- **WHAT THE TASK ASKS**:
Word for word, set down the records and skip each picture.
--------
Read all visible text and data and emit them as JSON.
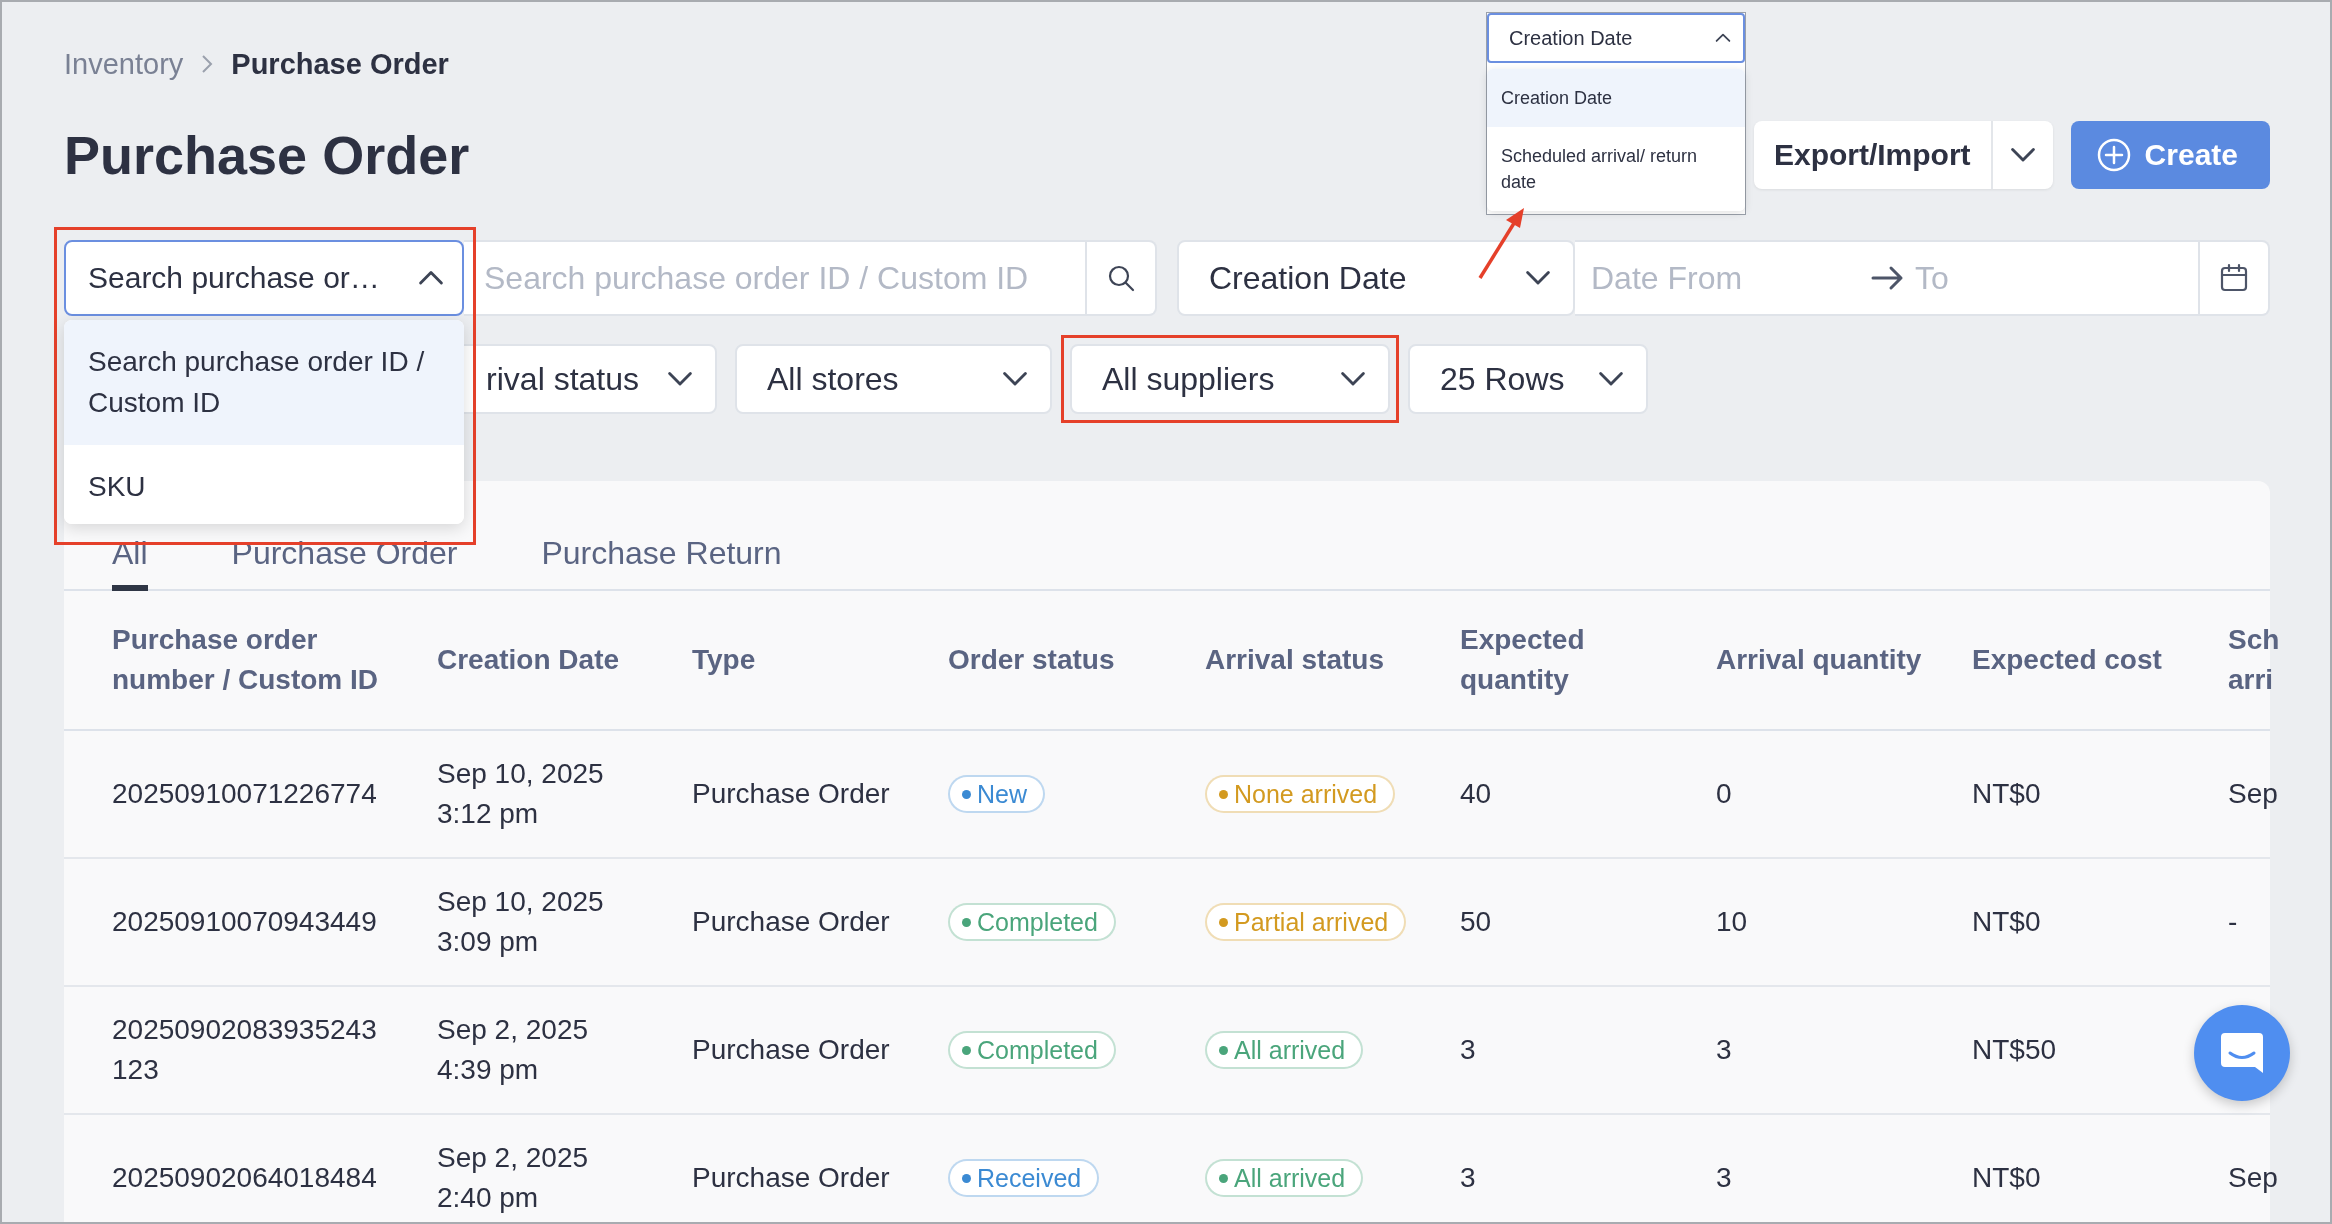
{
  "breadcrumb": [
    {
      "label": "Inventory",
      "current": false
    },
    {
      "label": "Purchase Order",
      "current": true
    }
  ],
  "title": "Purchase Order",
  "actions": {
    "export": "Export/Import",
    "create": "Create"
  },
  "search": {
    "type_value": "Search purchase or…",
    "highlighted": true,
    "expanded": true,
    "placeholder": "Search purchase order ID / Custom ID",
    "options": [
      {
        "label": "Search purchase order ID / Custom ID",
        "selected": true
      },
      {
        "label": "SKU",
        "selected": false
      }
    ]
  },
  "date": {
    "type_value": "Creation Date",
    "from_placeholder": "Date From",
    "to_placeholder": "To"
  },
  "date_type_callout": {
    "value": "Creation Date",
    "options": [
      {
        "label": "Creation Date",
        "selected": true
      },
      {
        "label": "Scheduled arrival/ return date",
        "selected": false
      }
    ]
  },
  "filters": [
    {
      "value": "rival status",
      "highlighted": false
    },
    {
      "value": "All stores",
      "highlighted": false
    },
    {
      "value": "All suppliers",
      "highlighted": true
    },
    {
      "value": "25 Rows",
      "highlighted": false
    }
  ],
  "tabs": [
    {
      "label": "All",
      "selected": true
    },
    {
      "label": "Purchase Order",
      "selected": false
    },
    {
      "label": "Purchase Return",
      "selected": false
    }
  ],
  "table": {
    "columns": [
      "Purchase order\nnumber / Custom ID",
      "Creation Date",
      "Type",
      "Order status",
      "Arrival status",
      "Expected\nquantity",
      "Arrival quantity",
      "Expected cost",
      "Sch\narri"
    ],
    "rows": [
      {
        "id": "20250910071226774",
        "date": "Sep 10, 2025\n3:12 pm",
        "type": "Purchase Order",
        "order_status": {
          "label": "New",
          "color": "#3b8ad3"
        },
        "arrival_status": {
          "label": "None arrived",
          "color": "#d39a20"
        },
        "expected_qty": "40",
        "arrival_qty": "0",
        "expected_cost": "NT$0",
        "scheduled": "Sep"
      },
      {
        "id": "20250910070943449",
        "date": "Sep 10, 2025\n3:09 pm",
        "type": "Purchase Order",
        "order_status": {
          "label": "Completed",
          "color": "#4aa57b"
        },
        "arrival_status": {
          "label": "Partial arrived",
          "color": "#d39a20"
        },
        "expected_qty": "50",
        "arrival_qty": "10",
        "expected_cost": "NT$0",
        "scheduled": "-"
      },
      {
        "id": "20250902083935243\n123",
        "date": "Sep 2, 2025\n4:39 pm",
        "type": "Purchase Order",
        "order_status": {
          "label": "Completed",
          "color": "#4aa57b"
        },
        "arrival_status": {
          "label": "All arrived",
          "color": "#4aa57b"
        },
        "expected_qty": "3",
        "arrival_qty": "3",
        "expected_cost": "NT$50"
      },
      {
        "id": "20250902064018484",
        "date": "Sep 2, 2025\n2:40 pm",
        "type": "Purchase Order",
        "order_status": {
          "label": "Received",
          "color": "#3b8ad3"
        },
        "arrival_status": {
          "label": "All arrived",
          "color": "#4aa57b"
        },
        "expected_qty": "3",
        "arrival_qty": "3",
        "expected_cost": "NT$0",
        "scheduled": "Sep"
      }
    ]
  }
}
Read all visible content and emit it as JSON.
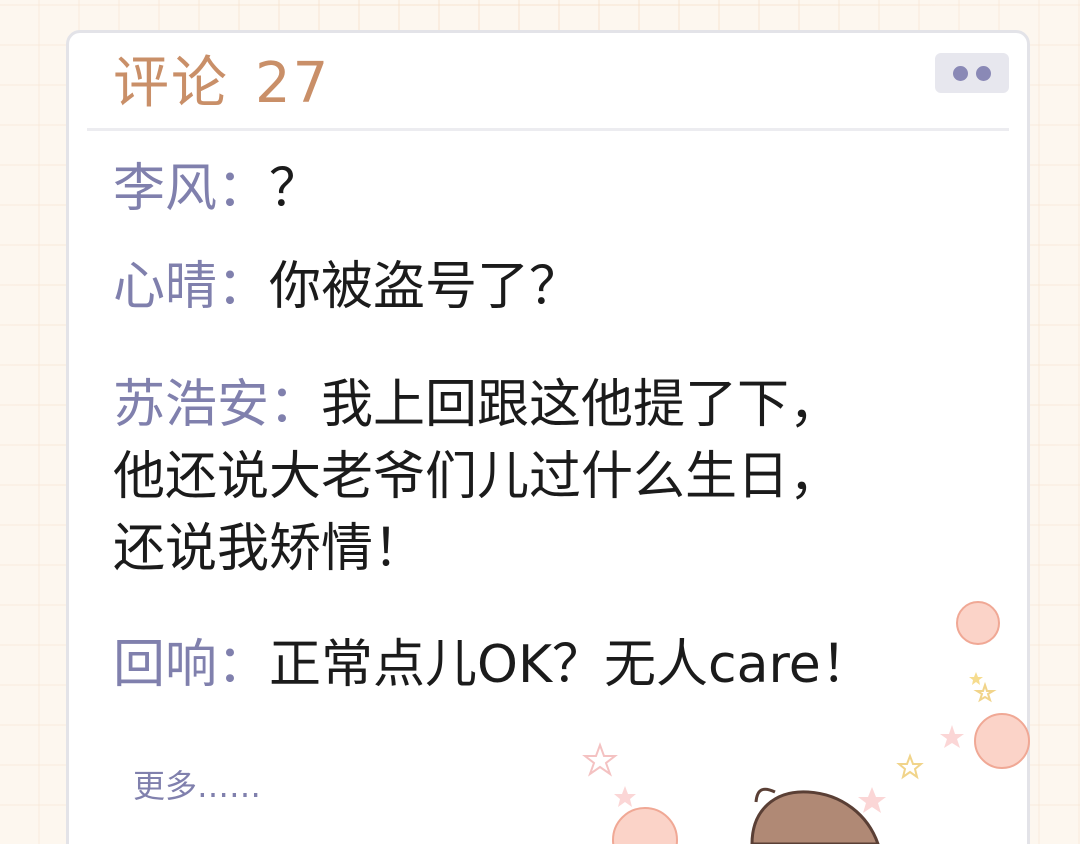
{
  "header": {
    "title": "评论",
    "count": "27",
    "menu_icon": "more-dots-icon"
  },
  "comments": [
    {
      "name": "李风：",
      "text": "？"
    },
    {
      "name": "心晴：",
      "text": "你被盗号了？"
    },
    {
      "name": "苏浩安：",
      "text_lines": [
        "我上回跟这他提了下，",
        "他还说大老爷们儿过什么生日，",
        "还说我矫情！"
      ]
    },
    {
      "name": "回响：",
      "text": "正常点儿OK？无人care！"
    }
  ],
  "more": {
    "label": "更多……"
  },
  "colors": {
    "title": "#c98f68",
    "name": "#8080ad",
    "text": "#1b1b1b",
    "card_border": "#e3e3e8",
    "background": "#fdf7ef"
  }
}
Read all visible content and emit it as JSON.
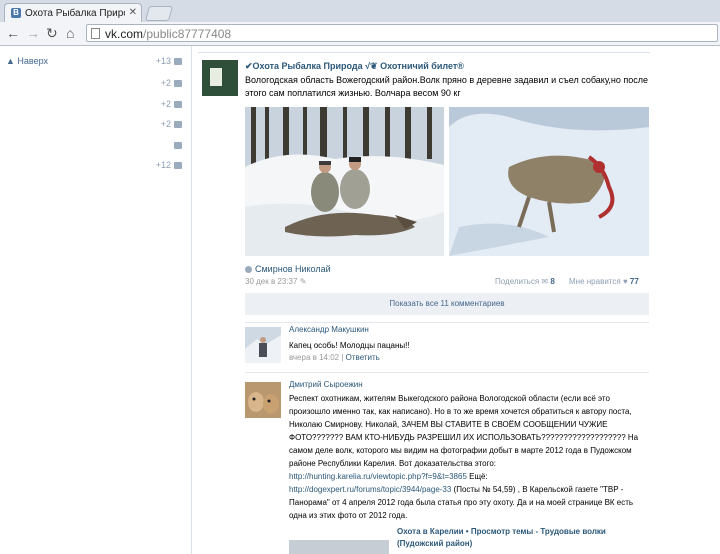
--------
- **ANSWER TO THE TASK**:
Read all visible text and data and emit them as JSON.
{
  "breadcrumb": [
    {
      "label": "Inventory",
      "current": false
    },
    {
      "label": "Purchase Order",
      "current": true
    }
  ],
  "title": "Purchase Order",
  "actions": {
    "export": "Export/Import",
    "create": "Create"
  },
  "search": {
    "type_value": "Search purchase or…",
    "highlighted": true,
    "expanded": true,
    "placeholder": "Search purchase order ID / Custom ID",
    "options": [
      {
        "label": "Search purchase order ID / Custom ID",
        "selected": true
      },
      {
        "label": "SKU",
        "selected": false
      }
    ]
  },
  "date": {
    "type_value": "Creation Date",
    "from_placeholder": "Date From",
    "to_placeholder": "To"
  },
  "date_type_callout": {
    "value": "Creation Date",
    "options": [
      {
        "label": "Creation Date",
        "selected": true
      },
      {
        "label": "Scheduled arrival/ return date",
        "selected": false
      }
    ]
  },
  "filters": [
    {
      "value": "rival status",
      "highlighted": false
    },
    {
      "value": "All stores",
      "highlighted": false
    },
    {
      "value": "All suppliers",
      "highlighted": true
    },
    {
      "value": "25 Rows",
      "highlighted": false
    }
  ],
  "tabs": [
    {
      "label": "All",
      "selected": true
    },
    {
      "label": "Purchase Order",
      "selected": false
    },
    {
      "label": "Purchase Return",
      "selected": false
    }
  ],
  "table": {
    "columns": [
      "Purchase order\nnumber / Custom ID",
      "Creation Date",
      "Type",
      "Order status",
      "Arrival status",
      "Expected\nquantity",
      "Arrival quantity",
      "Expected cost",
      "Sch\narri"
    ],
    "rows": [
      {
        "id": "20250910071226774",
        "date": "Sep 10, 2025\n3:12 pm",
        "type": "Purchase Order",
        "order_status": {
          "label": "New",
          "color": "#3b8ad3"
        },
        "arrival_status": {
          "label": "None arrived",
          "color": "#d39a20"
        },
        "expected_qty": "40",
        "arrival_qty": "0",
        "expected_cost": "NT$0",
        "scheduled": "Sep"
      },
      {
        "id": "20250910070943449",
        "date": "Sep 10, 2025\n3:09 pm",
        "type": "Purchase Order",
        "order_status": {
          "label": "Completed",
          "color": "#4aa57b"
        },
        "arrival_status": {
          "label": "Partial arrived",
          "color": "#d39a20"
        },
        "expected_qty": "50",
        "arrival_qty": "10",
        "expected_cost": "NT$0",
        "scheduled": "-"
      },
      {
        "id": "20250902083935243\n123",
        "date": "Sep 2, 2025\n4:39 pm",
        "type": "Purchase Order",
        "order_status": {
          "label": "Completed",
          "color": "#4aa57b"
        },
        "arrival_status": {
          "label": "All arrived",
          "color": "#4aa57b"
        },
        "expected_qty": "3",
        "arrival_qty": "3",
        "expected_cost": "NT$50"
      },
      {
        "id": "20250902064018484",
        "date": "Sep 2, 2025\n2:40 pm",
        "type": "Purchase Order",
        "order_status": {
          "label": "Received",
          "color": "#3b8ad3"
        },
        "arrival_status": {
          "label": "All arrived",
          "color": "#4aa57b"
        },
        "expected_qty": "3",
        "arrival_qty": "3",
        "expected_cost": "NT$0",
        "scheduled": "Sep"
      }
    ]
  }
}
Read all visible content and emit it as JSON.
{
  "header": {
    "title": "评论",
    "count": "27",
    "menu_icon": "more-dots-icon"
  },
  "comments": [
    {
      "name": "李风：",
      "text": "？"
    },
    {
      "name": "心晴：",
      "text": "你被盗号了？"
    },
    {
      "name": "苏浩安：",
      "text_lines": [
        "我上回跟这他提了下，",
        "他还说大老爷们儿过什么生日，",
        "还说我矫情！"
      ]
    },
    {
      "name": "回响：",
      "text": "正常点儿OK？无人care！"
    }
  ],
  "more": {
    "label": "更多……"
  },
  "colors": {
    "title": "#c98f68",
    "name": "#8080ad",
    "text": "#1b1b1b",
    "card_border": "#e3e3e8",
    "background": "#fdf7ef"
  }
}
Read all visible content and emit it as JSON.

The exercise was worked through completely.